Saved entries:
========================================================================
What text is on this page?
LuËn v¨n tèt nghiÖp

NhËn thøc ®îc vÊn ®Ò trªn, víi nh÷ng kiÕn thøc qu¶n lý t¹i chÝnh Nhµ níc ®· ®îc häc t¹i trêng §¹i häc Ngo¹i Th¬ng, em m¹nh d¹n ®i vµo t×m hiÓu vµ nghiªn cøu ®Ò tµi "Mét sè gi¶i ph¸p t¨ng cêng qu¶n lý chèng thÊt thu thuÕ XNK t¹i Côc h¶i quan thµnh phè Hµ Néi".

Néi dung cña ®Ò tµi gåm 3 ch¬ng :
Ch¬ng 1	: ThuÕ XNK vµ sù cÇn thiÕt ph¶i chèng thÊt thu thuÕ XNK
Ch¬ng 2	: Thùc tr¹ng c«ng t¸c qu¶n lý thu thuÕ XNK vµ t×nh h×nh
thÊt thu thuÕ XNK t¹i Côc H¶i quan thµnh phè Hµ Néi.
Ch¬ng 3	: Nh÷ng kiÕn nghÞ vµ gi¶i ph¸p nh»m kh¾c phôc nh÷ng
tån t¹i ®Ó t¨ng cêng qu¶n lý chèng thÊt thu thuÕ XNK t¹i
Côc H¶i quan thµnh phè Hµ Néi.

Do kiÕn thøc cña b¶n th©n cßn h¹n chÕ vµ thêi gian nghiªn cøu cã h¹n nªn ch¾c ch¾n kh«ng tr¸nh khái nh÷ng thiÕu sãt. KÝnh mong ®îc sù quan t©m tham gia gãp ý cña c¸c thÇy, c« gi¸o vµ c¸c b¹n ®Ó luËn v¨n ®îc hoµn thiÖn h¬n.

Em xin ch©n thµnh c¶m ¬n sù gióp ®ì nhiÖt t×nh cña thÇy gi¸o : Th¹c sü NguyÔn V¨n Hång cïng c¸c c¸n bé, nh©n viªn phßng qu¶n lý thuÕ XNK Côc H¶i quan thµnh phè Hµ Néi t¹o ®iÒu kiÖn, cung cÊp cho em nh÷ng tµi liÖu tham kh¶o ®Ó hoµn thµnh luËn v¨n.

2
========================================================================
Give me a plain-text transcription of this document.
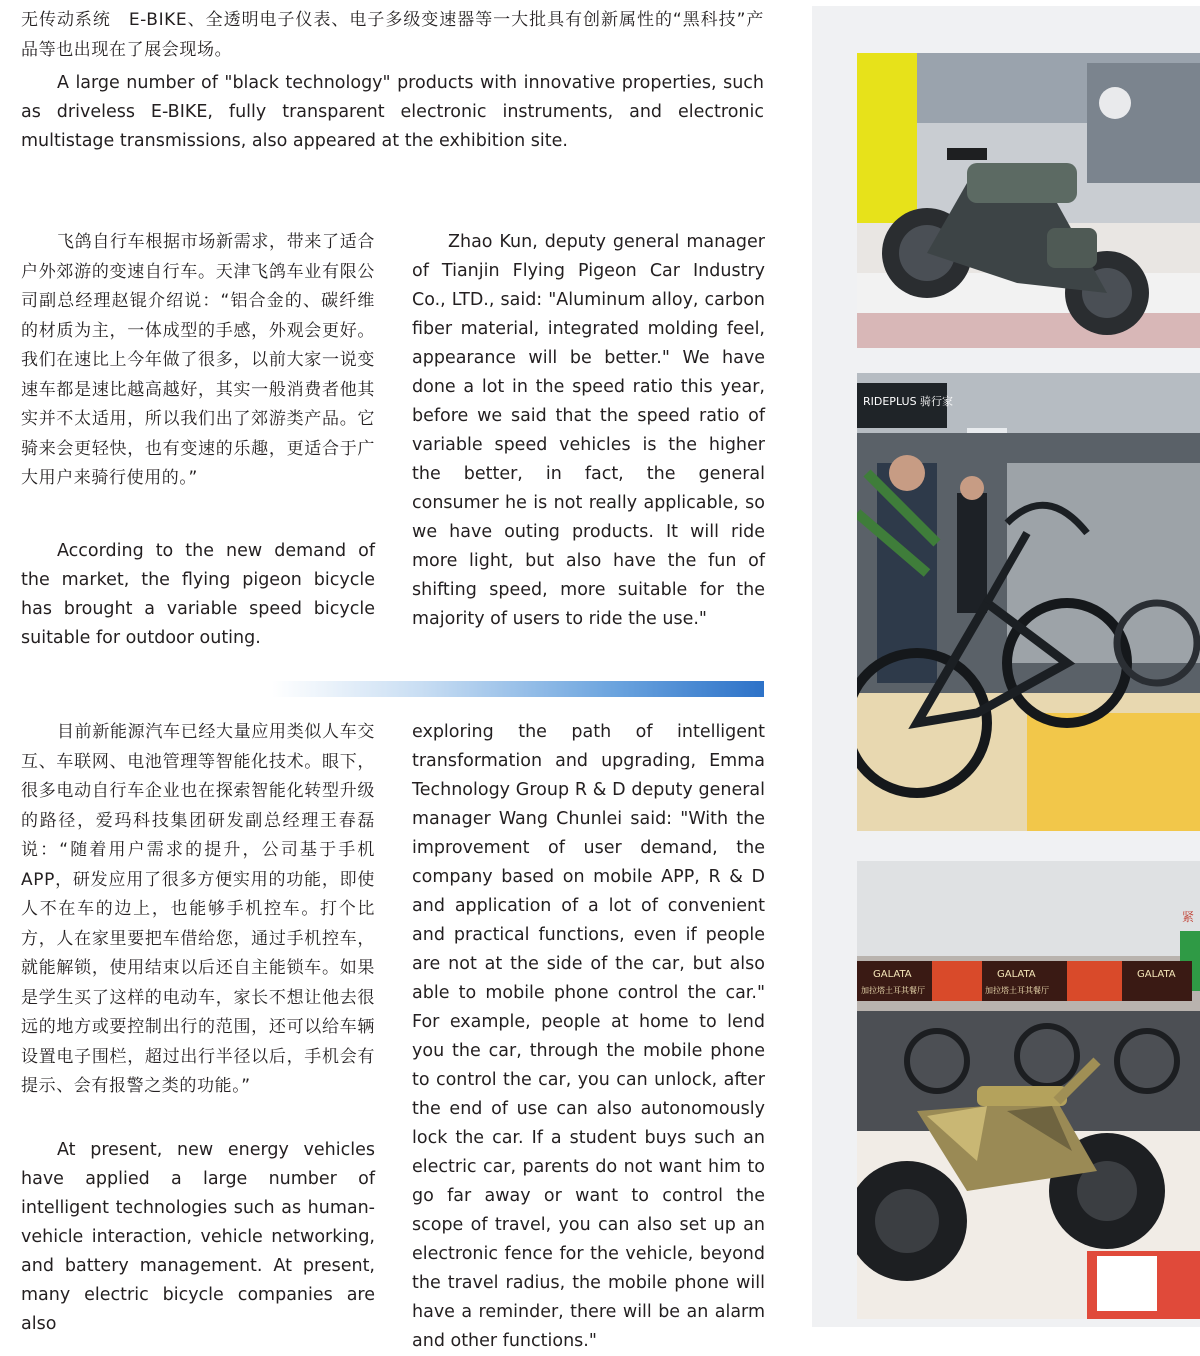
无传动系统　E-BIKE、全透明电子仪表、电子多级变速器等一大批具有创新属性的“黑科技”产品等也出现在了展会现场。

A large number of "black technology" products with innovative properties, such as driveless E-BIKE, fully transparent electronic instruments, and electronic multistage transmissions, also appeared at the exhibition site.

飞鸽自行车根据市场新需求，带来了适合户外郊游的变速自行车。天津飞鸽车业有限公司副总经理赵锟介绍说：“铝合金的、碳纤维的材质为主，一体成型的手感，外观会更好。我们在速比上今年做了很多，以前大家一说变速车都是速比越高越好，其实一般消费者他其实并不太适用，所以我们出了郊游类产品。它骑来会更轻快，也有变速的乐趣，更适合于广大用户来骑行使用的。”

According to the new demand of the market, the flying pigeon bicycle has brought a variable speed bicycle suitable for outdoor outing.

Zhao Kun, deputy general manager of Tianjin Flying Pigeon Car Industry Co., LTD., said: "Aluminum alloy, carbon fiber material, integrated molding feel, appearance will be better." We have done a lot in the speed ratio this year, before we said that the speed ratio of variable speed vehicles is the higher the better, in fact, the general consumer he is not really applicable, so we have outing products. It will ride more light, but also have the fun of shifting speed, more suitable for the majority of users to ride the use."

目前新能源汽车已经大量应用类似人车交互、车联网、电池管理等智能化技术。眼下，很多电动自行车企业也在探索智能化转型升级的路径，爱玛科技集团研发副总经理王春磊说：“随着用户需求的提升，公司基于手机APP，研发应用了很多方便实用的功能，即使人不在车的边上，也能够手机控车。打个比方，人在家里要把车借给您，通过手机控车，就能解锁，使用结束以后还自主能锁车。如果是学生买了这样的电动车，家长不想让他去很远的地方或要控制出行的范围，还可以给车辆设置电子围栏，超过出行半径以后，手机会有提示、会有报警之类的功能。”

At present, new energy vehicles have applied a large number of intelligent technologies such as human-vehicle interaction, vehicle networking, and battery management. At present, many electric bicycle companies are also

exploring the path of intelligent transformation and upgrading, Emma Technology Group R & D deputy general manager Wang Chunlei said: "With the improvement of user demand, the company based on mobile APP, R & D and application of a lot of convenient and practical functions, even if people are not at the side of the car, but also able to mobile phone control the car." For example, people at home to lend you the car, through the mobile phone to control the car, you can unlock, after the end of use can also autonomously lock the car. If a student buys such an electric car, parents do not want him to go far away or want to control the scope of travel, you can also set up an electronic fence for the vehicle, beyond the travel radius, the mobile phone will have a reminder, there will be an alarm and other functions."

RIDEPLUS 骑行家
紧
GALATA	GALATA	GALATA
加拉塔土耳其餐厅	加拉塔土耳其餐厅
========================================================================
The request:
Extract each line holding the word "large" from the records.

Response:
A large number of "black technology" products with innovative properties, such as driveless E-BIKE, fully transparent electronic instruments, and electronic multistage transmissions, also appeared at the exhibition site.
At present, new energy vehicles have applied a large number of intelligent technologies such as human-vehicle interaction, vehicle networking, and battery management. At present, many electric bicycle companies are also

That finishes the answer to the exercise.